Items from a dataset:
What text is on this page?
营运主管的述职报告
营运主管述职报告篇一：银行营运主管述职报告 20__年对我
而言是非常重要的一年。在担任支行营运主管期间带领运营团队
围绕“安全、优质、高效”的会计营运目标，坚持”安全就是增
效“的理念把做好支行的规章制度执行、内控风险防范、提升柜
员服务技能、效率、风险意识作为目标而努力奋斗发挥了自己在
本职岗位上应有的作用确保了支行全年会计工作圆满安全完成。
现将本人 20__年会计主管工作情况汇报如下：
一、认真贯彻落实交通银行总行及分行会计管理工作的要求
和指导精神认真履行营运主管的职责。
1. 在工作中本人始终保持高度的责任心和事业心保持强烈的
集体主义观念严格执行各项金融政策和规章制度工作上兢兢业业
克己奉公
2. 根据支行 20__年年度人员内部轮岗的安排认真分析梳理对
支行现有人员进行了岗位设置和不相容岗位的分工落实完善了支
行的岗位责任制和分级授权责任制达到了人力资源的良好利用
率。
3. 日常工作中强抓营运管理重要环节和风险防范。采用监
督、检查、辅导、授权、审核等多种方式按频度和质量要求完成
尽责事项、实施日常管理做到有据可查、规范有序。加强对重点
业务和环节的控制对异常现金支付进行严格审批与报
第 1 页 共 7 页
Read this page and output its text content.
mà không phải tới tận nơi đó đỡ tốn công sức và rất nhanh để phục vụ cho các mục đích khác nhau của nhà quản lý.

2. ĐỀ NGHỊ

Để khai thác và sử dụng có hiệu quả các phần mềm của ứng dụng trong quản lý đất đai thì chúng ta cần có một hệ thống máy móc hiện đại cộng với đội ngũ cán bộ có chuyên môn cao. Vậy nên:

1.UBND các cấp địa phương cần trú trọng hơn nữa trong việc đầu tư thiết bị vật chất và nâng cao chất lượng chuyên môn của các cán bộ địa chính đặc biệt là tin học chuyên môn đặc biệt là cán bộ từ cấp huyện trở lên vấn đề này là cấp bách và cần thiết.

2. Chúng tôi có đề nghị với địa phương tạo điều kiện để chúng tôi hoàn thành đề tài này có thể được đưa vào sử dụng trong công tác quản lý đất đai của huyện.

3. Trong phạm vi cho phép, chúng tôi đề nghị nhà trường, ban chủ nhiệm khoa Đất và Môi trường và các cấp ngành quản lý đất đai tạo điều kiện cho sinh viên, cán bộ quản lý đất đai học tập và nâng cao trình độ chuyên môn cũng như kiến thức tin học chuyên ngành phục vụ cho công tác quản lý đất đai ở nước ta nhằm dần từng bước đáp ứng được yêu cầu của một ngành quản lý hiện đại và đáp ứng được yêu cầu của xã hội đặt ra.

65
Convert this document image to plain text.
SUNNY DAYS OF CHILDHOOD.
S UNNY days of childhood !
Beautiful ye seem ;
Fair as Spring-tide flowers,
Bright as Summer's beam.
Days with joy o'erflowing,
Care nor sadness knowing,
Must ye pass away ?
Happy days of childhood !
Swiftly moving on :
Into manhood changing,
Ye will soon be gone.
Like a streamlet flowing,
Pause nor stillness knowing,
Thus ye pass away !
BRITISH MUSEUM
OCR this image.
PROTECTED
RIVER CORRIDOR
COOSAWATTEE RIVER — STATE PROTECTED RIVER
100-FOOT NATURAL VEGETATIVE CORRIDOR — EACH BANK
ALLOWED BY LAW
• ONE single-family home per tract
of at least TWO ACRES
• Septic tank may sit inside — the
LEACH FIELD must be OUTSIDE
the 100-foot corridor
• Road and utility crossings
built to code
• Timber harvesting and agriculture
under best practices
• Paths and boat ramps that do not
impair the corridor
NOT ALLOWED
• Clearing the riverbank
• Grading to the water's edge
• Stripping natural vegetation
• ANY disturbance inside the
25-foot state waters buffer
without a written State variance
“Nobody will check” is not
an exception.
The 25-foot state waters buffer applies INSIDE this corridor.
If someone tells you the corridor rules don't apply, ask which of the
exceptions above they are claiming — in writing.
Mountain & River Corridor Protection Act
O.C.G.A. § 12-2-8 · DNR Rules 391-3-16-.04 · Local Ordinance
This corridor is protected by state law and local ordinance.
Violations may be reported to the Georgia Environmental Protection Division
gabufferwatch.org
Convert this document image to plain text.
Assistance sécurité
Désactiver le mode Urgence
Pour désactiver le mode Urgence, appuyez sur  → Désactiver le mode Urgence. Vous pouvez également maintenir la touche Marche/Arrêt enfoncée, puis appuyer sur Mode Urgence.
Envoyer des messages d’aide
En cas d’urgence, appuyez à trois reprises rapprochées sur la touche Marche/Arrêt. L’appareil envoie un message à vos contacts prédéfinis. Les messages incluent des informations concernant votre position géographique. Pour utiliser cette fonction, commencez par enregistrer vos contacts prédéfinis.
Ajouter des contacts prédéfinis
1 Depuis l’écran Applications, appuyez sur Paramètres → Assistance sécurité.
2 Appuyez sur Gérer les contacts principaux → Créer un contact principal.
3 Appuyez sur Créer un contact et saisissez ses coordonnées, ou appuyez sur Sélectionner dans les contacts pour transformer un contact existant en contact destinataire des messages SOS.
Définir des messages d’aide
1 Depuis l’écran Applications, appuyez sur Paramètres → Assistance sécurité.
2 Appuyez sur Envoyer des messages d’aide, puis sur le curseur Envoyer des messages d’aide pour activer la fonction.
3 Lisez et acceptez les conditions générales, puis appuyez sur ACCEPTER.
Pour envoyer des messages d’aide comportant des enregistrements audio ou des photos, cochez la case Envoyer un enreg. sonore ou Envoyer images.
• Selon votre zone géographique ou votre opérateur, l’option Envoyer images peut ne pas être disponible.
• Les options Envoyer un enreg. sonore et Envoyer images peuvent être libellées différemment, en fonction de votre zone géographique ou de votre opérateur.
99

## WORK TO COMPLETE
Identify every line above that includes the word "điều", and show those lines.

## SOLUTION TO THIS EXERCISE
2. Chúng tôi có đề nghị với địa phương tạo điều kiện để chúng tôi hoàn thành đề tài này có thể được đưa vào sử dụng trong công tác quản lý đất đai của huyện.
3. Trong phạm vi cho phép, chúng tôi đề nghị nhà trường, ban chủ nhiệm khoa Đất và Môi trường và các cấp ngành quản lý đất đai tạo điều kiện cho sinh viên, cán bộ quản lý đất đai học tập và nâng cao trình độ chuyên môn cũng như kiến thức tin học chuyên ngành phục vụ cho công tác quản lý đất đai ở nước ta nhằm dần từng bước đáp ứng được yêu cầu của một ngành quản lý hiện đại và đáp ứng được yêu cầu của xã hội đặt ra.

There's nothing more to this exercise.